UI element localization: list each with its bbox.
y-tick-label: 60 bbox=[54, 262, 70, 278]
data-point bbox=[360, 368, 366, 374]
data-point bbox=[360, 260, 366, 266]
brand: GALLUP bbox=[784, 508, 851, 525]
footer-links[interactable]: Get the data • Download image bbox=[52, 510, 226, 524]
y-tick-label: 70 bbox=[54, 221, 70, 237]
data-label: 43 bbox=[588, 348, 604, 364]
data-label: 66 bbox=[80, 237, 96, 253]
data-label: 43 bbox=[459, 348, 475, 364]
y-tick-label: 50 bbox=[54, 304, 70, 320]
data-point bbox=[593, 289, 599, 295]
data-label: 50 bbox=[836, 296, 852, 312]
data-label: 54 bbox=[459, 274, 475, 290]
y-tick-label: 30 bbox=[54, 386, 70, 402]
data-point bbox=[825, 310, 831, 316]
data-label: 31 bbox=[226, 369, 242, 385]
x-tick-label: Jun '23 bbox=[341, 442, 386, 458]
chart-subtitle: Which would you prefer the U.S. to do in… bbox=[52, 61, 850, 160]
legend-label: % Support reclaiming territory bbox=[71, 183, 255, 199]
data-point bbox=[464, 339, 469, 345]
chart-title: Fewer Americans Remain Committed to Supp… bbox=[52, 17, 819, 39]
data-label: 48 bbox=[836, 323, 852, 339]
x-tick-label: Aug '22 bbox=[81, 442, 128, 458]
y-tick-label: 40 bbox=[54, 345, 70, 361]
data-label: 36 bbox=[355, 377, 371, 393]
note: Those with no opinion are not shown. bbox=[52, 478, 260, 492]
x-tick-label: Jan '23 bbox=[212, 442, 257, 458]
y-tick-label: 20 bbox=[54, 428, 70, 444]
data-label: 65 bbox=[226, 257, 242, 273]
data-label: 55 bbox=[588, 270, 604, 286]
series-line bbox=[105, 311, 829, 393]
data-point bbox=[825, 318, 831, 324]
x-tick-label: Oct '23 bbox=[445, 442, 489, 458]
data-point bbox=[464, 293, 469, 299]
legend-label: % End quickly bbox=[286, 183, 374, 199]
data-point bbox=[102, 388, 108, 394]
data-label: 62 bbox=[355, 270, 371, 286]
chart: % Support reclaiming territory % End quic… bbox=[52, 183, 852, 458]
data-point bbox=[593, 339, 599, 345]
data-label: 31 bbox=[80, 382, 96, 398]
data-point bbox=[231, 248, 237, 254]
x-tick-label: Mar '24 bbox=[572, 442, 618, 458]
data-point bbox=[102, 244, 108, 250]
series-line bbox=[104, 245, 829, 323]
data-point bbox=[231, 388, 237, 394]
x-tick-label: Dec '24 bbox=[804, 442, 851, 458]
____________
Rewrite the material from its first line through the line containing "data-label: 43 bbox=[588, 348, 604, 364]", changing "GALLUP" to "Gallup" and leaving everything else as it is.

UI element localization: list each with its bbox.
y-tick-label: 60 bbox=[54, 262, 70, 278]
data-point bbox=[360, 368, 366, 374]
data-point bbox=[360, 260, 366, 266]
brand: Gallup bbox=[784, 508, 851, 525]
footer-links[interactable]: Get the data • Download image bbox=[52, 510, 226, 524]
y-tick-label: 70 bbox=[54, 221, 70, 237]
data-label: 43 bbox=[588, 348, 604, 364]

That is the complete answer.